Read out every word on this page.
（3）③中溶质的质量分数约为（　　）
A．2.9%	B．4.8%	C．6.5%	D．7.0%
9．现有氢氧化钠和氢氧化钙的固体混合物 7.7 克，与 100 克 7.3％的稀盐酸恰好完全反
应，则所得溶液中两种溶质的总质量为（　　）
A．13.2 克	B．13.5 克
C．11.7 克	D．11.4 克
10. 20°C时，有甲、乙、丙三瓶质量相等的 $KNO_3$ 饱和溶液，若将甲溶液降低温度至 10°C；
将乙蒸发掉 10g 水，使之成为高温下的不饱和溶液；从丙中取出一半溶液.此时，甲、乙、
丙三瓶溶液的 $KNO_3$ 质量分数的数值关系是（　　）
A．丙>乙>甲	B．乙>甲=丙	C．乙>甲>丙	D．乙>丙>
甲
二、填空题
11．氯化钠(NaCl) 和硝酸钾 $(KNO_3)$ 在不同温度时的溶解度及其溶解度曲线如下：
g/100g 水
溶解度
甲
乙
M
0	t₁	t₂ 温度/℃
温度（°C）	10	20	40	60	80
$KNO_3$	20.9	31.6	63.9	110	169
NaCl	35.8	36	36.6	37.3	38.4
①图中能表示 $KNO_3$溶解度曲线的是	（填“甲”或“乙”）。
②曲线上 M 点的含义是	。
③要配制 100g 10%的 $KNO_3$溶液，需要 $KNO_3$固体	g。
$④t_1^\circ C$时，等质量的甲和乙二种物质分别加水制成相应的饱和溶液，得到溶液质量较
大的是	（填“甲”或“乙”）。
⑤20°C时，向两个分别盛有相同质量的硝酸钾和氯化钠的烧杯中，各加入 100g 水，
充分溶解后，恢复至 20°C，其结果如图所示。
☆ ☆ ☆ ☆ ☆ ☆ ☆
TO BE DONE — Return every entry exactly as given.

THE OUTPUT —
Read out every word on this page.
（3）③中溶质的质量分数约为（　　）
A．2.9%	B．4.8%	C．6.5%	D．7.0%
9．现有氢氧化钠和氢氧化钙的固体混合物 7.7 克，与 100 克 7.3％的稀盐酸恰好完全反
应，则所得溶液中两种溶质的总质量为（　　）
A．13.2 克	B．13.5 克
C．11.7 克	D．11.4 克
10. 20°C时，有甲、乙、丙三瓶质量相等的 $KNO_3$ 饱和溶液，若将甲溶液降低温度至 10°C；
将乙蒸发掉 10g 水，使之成为高温下的不饱和溶液；从丙中取出一半溶液.此时，甲、乙、
丙三瓶溶液的 $KNO_3$ 质量分数的数值关系是（　　）
A．丙>乙>甲	B．乙>甲=丙	C．乙>甲>丙	D．乙>丙>
甲
二、填空题
11．氯化钠(NaCl) 和硝酸钾 $(KNO_3)$ 在不同温度时的溶解度及其溶解度曲线如下：
g/100g 水
溶解度
甲
乙
M
0	t₁	t₂ 温度/℃
温度（°C）	10	20	40	60	80
$KNO_3$	20.9	31.6	63.9	110	169
NaCl	35.8	36	36.6	37.3	38.4
①图中能表示 $KNO_3$溶解度曲线的是	（填“甲”或“乙”）。
②曲线上 M 点的含义是	。
③要配制 100g 10%的 $KNO_3$溶液，需要 $KNO_3$固体	g。
$④t_1^\circ C$时，等质量的甲和乙二种物质分别加水制成相应的饱和溶液，得到溶液质量较
大的是	（填“甲”或“乙”）。
⑤20°C时，向两个分别盛有相同质量的硝酸钾和氯化钠的烧杯中，各加入 100g 水，
充分溶解后，恢复至 20°C，其结果如图所示。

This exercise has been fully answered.